## Exercise aim
Identify each line holding the string "Федерации" and copy it.

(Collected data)
# # # # # # #

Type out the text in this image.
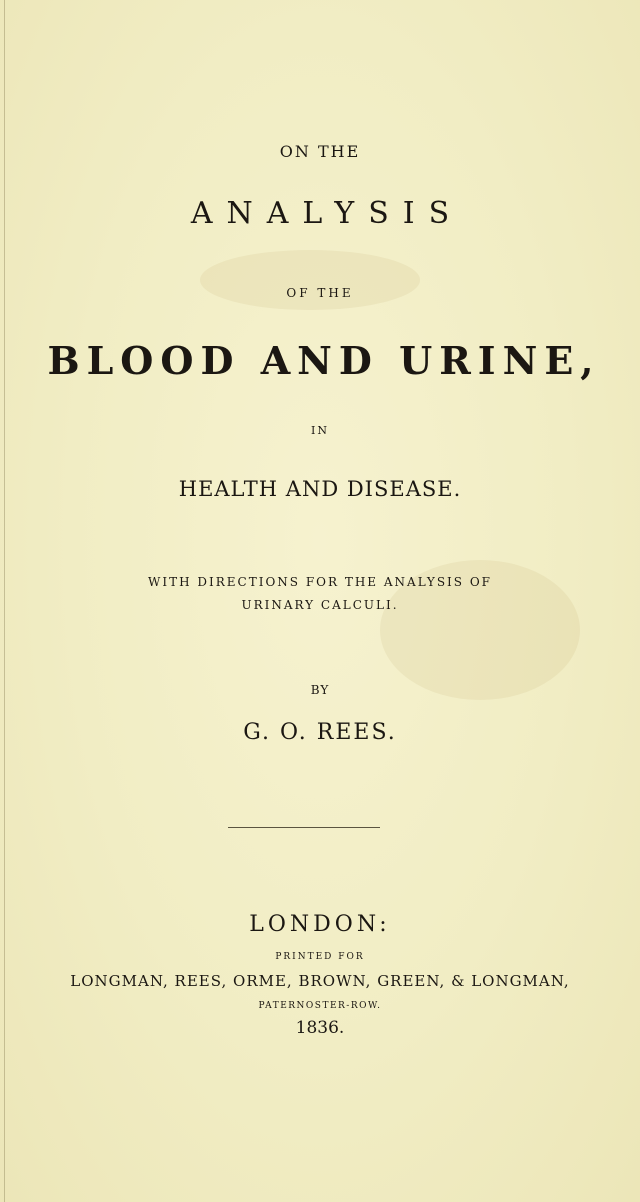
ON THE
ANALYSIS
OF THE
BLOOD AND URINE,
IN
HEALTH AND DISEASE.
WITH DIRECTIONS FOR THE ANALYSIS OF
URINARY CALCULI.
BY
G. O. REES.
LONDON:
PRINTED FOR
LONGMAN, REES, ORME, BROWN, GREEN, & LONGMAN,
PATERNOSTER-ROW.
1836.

# # # # # # #

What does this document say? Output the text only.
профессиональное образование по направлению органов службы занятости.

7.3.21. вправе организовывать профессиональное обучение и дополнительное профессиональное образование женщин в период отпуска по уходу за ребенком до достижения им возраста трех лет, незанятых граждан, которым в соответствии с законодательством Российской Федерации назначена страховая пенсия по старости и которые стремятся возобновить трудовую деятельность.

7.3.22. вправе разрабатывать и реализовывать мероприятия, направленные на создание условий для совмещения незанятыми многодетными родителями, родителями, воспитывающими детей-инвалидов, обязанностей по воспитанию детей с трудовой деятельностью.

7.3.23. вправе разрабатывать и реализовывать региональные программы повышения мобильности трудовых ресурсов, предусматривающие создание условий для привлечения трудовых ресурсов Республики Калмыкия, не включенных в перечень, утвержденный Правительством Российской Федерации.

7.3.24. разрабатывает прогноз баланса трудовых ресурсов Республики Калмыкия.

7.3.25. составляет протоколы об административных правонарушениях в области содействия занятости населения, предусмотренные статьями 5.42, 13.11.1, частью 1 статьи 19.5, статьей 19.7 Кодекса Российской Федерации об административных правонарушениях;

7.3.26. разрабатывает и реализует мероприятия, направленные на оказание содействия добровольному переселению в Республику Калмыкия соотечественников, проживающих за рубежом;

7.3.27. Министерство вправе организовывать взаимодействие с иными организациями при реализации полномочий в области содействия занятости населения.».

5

# # # # # # #

## Result
7.3.21. вправе организовывать профессиональное обучение и дополнительное профессиональное образование женщин в период отпуска по уходу за ребенком до достижения им возраста трех лет, незанятых граждан, которым в соответствии с законодательством Российской Федерации назначена страховая пенсия по старости и которые стремятся возобновить трудовую деятельность.
7.3.23. вправе разрабатывать и реализовывать региональные программы повышения мобильности трудовых ресурсов, предусматривающие создание условий для привлечения трудовых ресурсов Республики Калмыкия, не включенных в перечень, утвержденный Правительством Российской Федерации.
7.3.25. составляет протоколы об административных правонарушениях в области содействия занятости населения, предусмотренные статьями 5.42, 13.11.1, частью 1 статьи 19.5, статьей 19.7 Кодекса Российской Федерации об административных правонарушениях;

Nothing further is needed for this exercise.